- _Input material_
----------------------------------------
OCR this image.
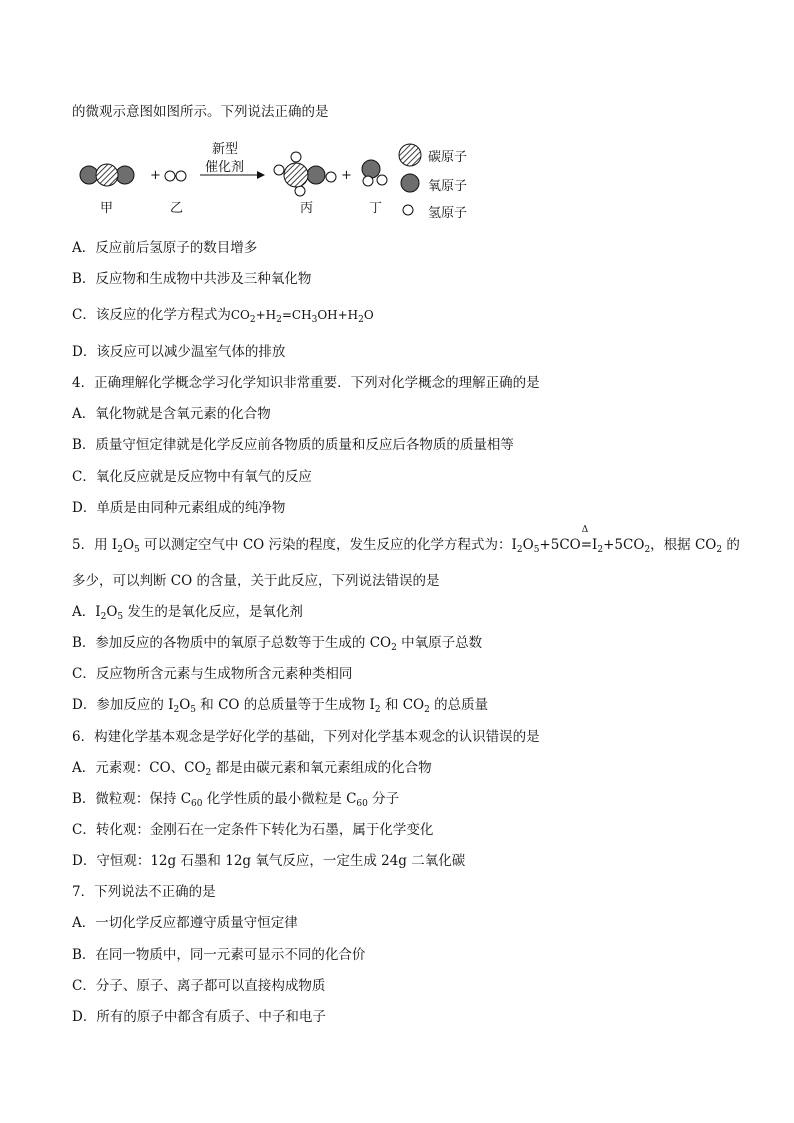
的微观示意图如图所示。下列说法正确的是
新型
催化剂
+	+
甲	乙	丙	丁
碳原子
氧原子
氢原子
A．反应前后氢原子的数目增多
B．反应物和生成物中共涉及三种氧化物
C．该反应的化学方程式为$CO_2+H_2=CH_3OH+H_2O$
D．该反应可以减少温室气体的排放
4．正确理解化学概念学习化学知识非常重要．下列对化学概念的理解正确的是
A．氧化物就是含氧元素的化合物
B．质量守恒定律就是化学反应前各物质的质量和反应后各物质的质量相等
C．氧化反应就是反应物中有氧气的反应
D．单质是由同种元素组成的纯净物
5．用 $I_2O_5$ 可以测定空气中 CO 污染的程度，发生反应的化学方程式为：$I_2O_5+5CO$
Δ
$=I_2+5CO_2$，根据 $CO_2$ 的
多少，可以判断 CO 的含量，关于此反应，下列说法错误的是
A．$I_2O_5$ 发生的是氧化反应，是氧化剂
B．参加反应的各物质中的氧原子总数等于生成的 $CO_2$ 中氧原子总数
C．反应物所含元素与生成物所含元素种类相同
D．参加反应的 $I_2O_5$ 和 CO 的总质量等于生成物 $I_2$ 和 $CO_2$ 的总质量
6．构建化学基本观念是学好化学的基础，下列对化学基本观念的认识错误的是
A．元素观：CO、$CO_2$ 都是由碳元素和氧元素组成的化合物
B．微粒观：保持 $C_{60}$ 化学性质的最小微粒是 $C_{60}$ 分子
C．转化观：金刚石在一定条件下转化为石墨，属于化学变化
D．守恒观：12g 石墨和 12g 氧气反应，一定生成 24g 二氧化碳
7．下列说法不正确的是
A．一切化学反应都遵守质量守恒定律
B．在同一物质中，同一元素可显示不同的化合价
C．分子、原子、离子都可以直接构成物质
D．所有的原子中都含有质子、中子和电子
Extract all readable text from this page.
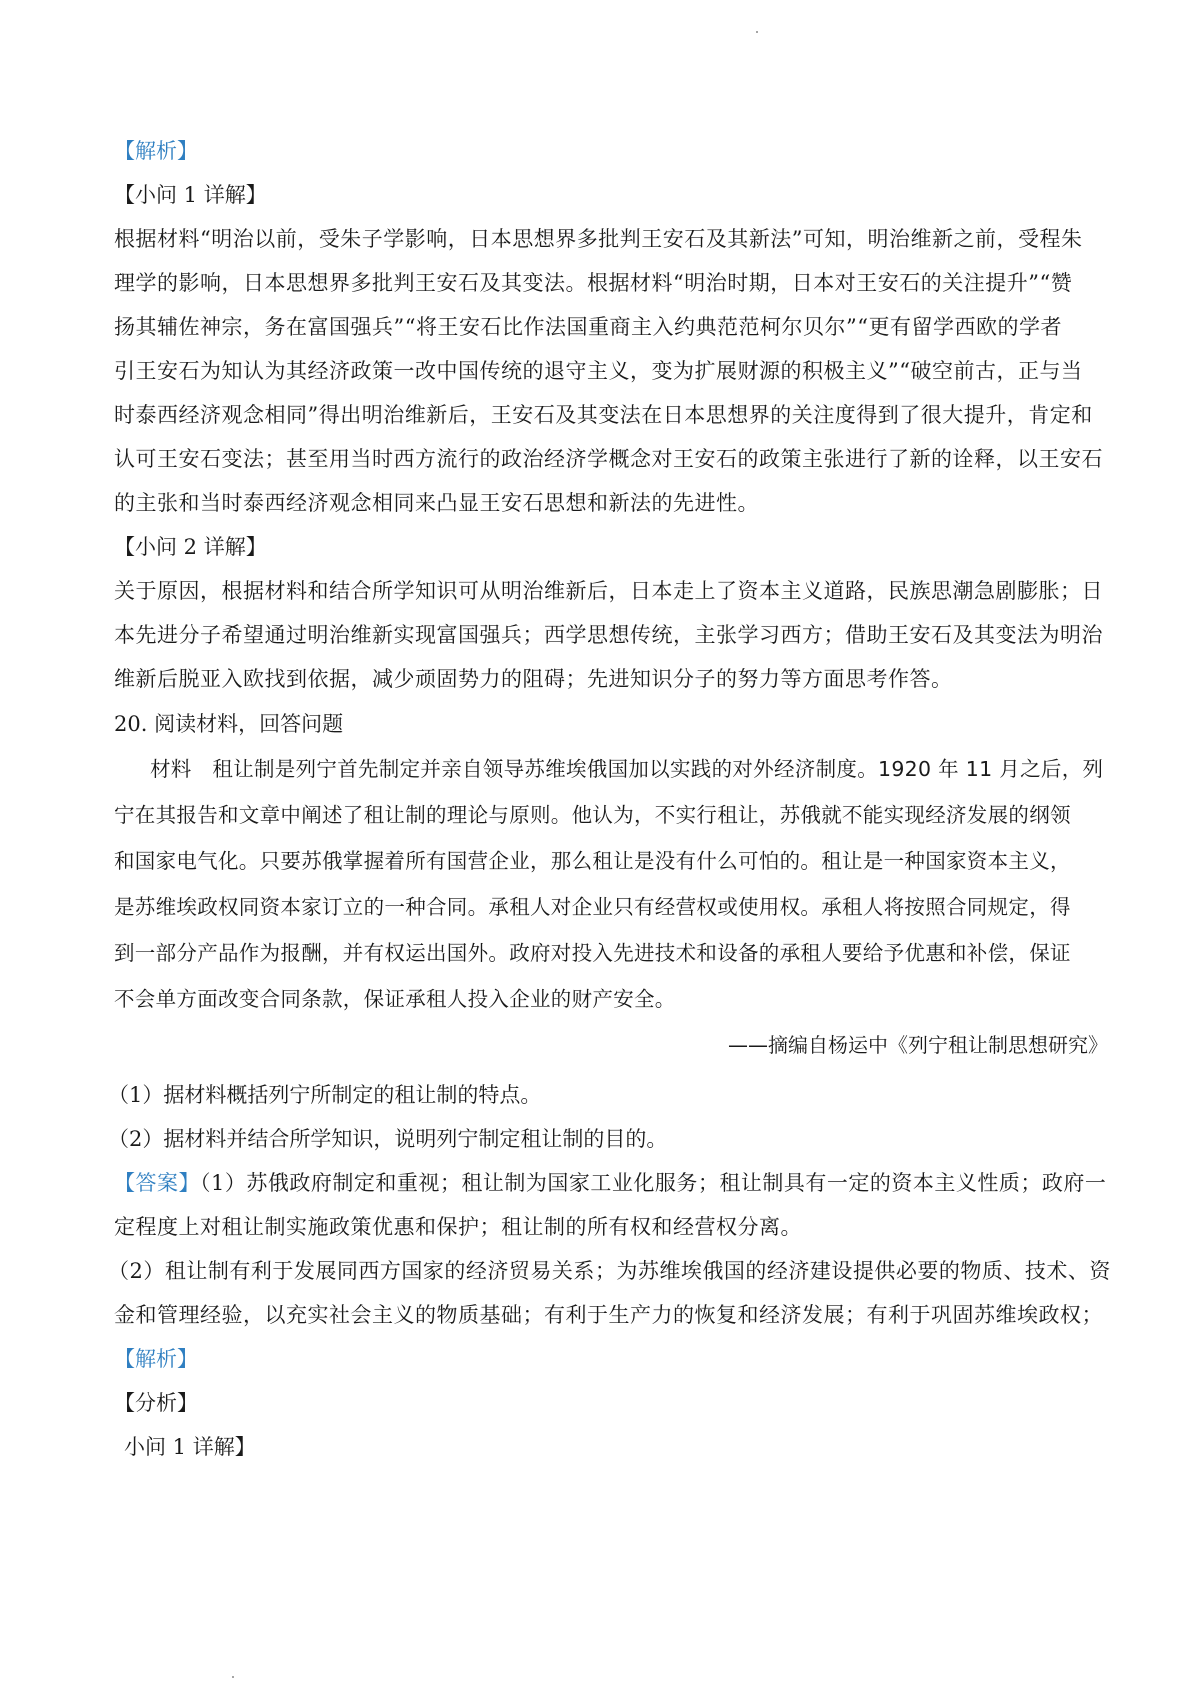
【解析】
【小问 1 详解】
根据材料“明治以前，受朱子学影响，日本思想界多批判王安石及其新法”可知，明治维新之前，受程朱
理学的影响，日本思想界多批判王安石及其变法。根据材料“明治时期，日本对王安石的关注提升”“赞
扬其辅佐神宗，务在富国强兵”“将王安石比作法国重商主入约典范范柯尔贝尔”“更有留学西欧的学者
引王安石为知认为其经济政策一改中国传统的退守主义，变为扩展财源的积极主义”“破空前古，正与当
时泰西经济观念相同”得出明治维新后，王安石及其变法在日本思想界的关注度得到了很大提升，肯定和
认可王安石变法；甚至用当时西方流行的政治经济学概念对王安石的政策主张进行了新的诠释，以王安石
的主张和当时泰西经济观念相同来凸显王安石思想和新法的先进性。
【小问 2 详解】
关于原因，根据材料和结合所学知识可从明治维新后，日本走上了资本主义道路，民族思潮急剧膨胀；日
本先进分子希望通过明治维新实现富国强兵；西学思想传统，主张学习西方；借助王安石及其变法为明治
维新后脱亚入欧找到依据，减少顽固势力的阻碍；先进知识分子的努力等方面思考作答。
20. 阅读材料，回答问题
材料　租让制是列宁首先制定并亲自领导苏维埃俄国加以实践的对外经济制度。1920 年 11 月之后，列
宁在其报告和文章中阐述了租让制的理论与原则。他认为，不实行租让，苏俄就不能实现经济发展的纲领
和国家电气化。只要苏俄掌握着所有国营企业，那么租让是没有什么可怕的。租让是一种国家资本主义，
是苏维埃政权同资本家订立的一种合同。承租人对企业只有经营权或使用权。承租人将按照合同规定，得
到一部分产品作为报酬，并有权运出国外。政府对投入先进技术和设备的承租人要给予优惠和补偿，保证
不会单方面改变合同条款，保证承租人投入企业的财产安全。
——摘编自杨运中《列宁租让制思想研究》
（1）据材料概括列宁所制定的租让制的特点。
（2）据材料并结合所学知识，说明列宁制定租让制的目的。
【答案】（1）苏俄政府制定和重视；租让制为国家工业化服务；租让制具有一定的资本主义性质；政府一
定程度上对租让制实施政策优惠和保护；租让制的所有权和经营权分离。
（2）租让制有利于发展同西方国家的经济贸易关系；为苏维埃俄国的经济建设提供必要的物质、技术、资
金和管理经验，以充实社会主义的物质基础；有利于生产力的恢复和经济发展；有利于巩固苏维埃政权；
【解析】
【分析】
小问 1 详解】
----------------------------------------
- _Objective_
Make a verbatim copy of all the entries and strip out the pictures.

- _Output for this exercise_
OCR this image.
的微观示意图如图所示。下列说法正确的是
新型
催化剂
+	+
甲	乙	丙	丁
碳原子
氧原子
氢原子
A．反应前后氢原子的数目增多
B．反应物和生成物中共涉及三种氧化物
C．该反应的化学方程式为$CO_2+H_2=CH_3OH+H_2O$
D．该反应可以减少温室气体的排放
4．正确理解化学概念学习化学知识非常重要．下列对化学概念的理解正确的是
A．氧化物就是含氧元素的化合物
B．质量守恒定律就是化学反应前各物质的质量和反应后各物质的质量相等
C．氧化反应就是反应物中有氧气的反应
D．单质是由同种元素组成的纯净物
5．用 $I_2O_5$ 可以测定空气中 CO 污染的程度，发生反应的化学方程式为：$I_2O_5+5CO$
Δ
$=I_2+5CO_2$，根据 $CO_2$ 的
多少，可以判断 CO 的含量，关于此反应，下列说法错误的是
A．$I_2O_5$ 发生的是氧化反应，是氧化剂
B．参加反应的各物质中的氧原子总数等于生成的 $CO_2$ 中氧原子总数
C．反应物所含元素与生成物所含元素种类相同
D．参加反应的 $I_2O_5$ 和 CO 的总质量等于生成物 $I_2$ 和 $CO_2$ 的总质量
6．构建化学基本观念是学好化学的基础，下列对化学基本观念的认识错误的是
A．元素观：CO、$CO_2$ 都是由碳元素和氧元素组成的化合物
B．微粒观：保持 $C_{60}$ 化学性质的最小微粒是 $C_{60}$ 分子
C．转化观：金刚石在一定条件下转化为石墨，属于化学变化
D．守恒观：12g 石墨和 12g 氧气反应，一定生成 24g 二氧化碳
7．下列说法不正确的是
A．一切化学反应都遵守质量守恒定律
B．在同一物质中，同一元素可显示不同的化合价
C．分子、原子、离子都可以直接构成物质
D．所有的原子中都含有质子、中子和电子
Extract all readable text from this page.
【解析】
【小问 1 详解】
根据材料“明治以前，受朱子学影响，日本思想界多批判王安石及其新法”可知，明治维新之前，受程朱
理学的影响，日本思想界多批判王安石及其变法。根据材料“明治时期，日本对王安石的关注提升”“赞
扬其辅佐神宗，务在富国强兵”“将王安石比作法国重商主入约典范范柯尔贝尔”“更有留学西欧的学者
引王安石为知认为其经济政策一改中国传统的退守主义，变为扩展财源的积极主义”“破空前古，正与当
时泰西经济观念相同”得出明治维新后，王安石及其变法在日本思想界的关注度得到了很大提升，肯定和
认可王安石变法；甚至用当时西方流行的政治经济学概念对王安石的政策主张进行了新的诠释，以王安石
的主张和当时泰西经济观念相同来凸显王安石思想和新法的先进性。
【小问 2 详解】
关于原因，根据材料和结合所学知识可从明治维新后，日本走上了资本主义道路，民族思潮急剧膨胀；日
本先进分子希望通过明治维新实现富国强兵；西学思想传统，主张学习西方；借助王安石及其变法为明治
维新后脱亚入欧找到依据，减少顽固势力的阻碍；先进知识分子的努力等方面思考作答。
20. 阅读材料，回答问题
材料　租让制是列宁首先制定并亲自领导苏维埃俄国加以实践的对外经济制度。1920 年 11 月之后，列
宁在其报告和文章中阐述了租让制的理论与原则。他认为，不实行租让，苏俄就不能实现经济发展的纲领
和国家电气化。只要苏俄掌握着所有国营企业，那么租让是没有什么可怕的。租让是一种国家资本主义，
是苏维埃政权同资本家订立的一种合同。承租人对企业只有经营权或使用权。承租人将按照合同规定，得
到一部分产品作为报酬，并有权运出国外。政府对投入先进技术和设备的承租人要给予优惠和补偿，保证
不会单方面改变合同条款，保证承租人投入企业的财产安全。
——摘编自杨运中《列宁租让制思想研究》
（1）据材料概括列宁所制定的租让制的特点。
（2）据材料并结合所学知识，说明列宁制定租让制的目的。
【答案】（1）苏俄政府制定和重视；租让制为国家工业化服务；租让制具有一定的资本主义性质；政府一
定程度上对租让制实施政策优惠和保护；租让制的所有权和经营权分离。
（2）租让制有利于发展同西方国家的经济贸易关系；为苏维埃俄国的经济建设提供必要的物质、技术、资
金和管理经验，以充实社会主义的物质基础；有利于生产力的恢复和经济发展；有利于巩固苏维埃政权；
【解析】
【分析】
小问 1 详解】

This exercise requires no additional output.